== Written exercise ==
Check every line below for the word "type" and copy the ones that have it.

Stored data entries
════
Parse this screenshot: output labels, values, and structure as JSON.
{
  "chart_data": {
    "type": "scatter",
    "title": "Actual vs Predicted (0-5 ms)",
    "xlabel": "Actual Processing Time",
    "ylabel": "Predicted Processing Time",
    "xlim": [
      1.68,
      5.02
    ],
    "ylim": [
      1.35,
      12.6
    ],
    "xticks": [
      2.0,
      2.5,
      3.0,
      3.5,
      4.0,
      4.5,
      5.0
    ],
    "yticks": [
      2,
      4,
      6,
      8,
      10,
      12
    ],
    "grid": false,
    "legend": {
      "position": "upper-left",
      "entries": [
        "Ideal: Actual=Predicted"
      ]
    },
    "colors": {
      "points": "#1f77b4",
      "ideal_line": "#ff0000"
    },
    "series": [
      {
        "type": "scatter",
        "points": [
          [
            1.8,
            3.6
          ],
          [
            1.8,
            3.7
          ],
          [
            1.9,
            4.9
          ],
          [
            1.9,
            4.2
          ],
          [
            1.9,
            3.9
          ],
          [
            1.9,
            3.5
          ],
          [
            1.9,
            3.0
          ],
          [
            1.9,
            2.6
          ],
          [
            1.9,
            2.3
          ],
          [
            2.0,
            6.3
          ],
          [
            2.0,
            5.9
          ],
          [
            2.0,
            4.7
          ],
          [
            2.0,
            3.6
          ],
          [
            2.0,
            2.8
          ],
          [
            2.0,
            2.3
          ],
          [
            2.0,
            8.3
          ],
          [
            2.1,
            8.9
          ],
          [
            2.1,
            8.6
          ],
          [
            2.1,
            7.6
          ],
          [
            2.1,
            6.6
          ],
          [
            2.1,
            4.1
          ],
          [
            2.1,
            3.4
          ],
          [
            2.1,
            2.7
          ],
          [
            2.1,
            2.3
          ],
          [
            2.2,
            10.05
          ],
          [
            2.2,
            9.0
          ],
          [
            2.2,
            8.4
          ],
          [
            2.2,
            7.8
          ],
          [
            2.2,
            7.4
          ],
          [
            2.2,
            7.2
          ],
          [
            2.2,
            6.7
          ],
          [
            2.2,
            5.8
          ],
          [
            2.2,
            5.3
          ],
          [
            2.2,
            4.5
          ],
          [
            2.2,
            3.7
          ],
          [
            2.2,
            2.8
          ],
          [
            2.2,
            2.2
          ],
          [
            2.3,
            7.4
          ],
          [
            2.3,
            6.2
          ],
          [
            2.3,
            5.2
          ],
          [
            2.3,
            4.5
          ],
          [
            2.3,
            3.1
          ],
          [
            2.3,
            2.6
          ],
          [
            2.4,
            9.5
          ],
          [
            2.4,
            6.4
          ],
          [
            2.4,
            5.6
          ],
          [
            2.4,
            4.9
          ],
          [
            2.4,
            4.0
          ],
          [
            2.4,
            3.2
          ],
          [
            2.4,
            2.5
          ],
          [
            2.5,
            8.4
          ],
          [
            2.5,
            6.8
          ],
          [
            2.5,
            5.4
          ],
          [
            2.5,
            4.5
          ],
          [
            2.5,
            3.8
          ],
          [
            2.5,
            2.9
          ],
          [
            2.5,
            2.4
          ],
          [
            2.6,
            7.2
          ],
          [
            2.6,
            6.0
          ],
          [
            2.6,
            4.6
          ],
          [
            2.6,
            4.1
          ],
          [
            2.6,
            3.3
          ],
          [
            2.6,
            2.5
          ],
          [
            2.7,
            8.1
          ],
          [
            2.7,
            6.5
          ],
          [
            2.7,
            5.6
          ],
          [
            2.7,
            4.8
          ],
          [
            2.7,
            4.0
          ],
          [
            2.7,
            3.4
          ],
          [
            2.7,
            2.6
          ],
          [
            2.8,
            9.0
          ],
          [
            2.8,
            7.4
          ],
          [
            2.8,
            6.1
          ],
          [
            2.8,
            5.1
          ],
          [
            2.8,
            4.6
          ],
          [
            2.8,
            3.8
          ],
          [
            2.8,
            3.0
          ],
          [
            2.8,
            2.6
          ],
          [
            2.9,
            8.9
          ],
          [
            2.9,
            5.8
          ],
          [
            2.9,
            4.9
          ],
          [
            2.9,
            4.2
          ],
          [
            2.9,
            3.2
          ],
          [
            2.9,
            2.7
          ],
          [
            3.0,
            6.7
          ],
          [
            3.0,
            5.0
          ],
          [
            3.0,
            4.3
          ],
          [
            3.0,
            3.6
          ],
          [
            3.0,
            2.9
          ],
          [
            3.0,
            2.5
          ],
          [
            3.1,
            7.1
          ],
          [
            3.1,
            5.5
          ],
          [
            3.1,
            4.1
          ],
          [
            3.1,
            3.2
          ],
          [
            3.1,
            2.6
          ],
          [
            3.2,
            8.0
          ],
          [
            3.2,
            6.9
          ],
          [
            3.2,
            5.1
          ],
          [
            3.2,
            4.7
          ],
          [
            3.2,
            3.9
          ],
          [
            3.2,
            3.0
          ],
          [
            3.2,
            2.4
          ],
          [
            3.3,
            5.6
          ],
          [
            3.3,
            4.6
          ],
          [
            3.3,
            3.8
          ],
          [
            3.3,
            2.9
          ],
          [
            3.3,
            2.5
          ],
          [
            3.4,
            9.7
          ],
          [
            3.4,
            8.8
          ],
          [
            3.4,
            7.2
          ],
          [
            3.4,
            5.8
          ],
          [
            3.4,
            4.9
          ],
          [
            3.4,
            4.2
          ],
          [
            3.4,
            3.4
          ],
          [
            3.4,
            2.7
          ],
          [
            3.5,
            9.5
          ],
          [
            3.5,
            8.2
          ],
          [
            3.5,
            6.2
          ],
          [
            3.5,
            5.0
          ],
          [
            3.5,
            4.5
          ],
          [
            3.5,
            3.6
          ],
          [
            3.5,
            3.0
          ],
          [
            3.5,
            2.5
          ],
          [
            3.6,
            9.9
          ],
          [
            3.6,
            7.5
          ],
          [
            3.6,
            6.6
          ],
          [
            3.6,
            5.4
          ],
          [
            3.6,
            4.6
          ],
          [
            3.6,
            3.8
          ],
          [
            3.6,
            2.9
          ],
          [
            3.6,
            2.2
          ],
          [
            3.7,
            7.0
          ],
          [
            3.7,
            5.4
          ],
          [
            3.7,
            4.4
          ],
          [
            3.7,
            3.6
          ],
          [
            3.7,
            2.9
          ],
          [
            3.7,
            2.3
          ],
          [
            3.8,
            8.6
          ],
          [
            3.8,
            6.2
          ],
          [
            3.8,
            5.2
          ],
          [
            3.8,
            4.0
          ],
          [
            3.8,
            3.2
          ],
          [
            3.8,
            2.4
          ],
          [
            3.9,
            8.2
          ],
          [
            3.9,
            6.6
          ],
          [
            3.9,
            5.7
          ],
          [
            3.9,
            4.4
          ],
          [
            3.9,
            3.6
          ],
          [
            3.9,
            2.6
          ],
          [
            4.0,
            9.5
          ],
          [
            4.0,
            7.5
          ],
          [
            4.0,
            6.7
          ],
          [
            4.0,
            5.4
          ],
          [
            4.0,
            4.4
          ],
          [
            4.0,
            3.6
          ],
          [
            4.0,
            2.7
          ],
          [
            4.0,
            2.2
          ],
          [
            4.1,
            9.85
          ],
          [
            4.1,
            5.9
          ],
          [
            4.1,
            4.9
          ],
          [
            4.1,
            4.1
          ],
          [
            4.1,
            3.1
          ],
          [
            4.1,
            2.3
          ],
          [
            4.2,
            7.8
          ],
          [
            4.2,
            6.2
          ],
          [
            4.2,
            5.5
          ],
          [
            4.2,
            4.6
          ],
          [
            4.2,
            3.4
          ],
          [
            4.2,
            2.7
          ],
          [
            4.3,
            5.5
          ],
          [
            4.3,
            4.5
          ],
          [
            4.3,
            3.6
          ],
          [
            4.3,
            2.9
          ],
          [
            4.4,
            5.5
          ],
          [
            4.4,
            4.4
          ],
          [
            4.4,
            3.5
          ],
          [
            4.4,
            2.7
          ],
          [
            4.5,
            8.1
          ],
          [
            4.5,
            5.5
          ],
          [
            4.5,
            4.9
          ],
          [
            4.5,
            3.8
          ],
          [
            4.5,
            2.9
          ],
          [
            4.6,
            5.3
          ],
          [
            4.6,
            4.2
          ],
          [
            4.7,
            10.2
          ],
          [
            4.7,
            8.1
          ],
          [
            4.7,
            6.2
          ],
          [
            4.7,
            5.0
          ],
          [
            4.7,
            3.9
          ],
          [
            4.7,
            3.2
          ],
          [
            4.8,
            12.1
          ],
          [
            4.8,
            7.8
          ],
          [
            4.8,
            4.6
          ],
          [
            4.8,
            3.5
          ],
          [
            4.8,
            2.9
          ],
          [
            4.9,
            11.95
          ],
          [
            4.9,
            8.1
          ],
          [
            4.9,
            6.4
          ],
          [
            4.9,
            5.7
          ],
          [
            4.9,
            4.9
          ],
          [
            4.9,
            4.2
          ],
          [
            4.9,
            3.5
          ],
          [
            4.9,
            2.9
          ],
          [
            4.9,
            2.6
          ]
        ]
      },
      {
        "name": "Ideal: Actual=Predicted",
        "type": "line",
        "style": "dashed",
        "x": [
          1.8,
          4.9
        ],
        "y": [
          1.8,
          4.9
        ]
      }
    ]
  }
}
════
== Exercise solution ==
    "type": "scatter",
        "type": "scatter",
        "type": "line",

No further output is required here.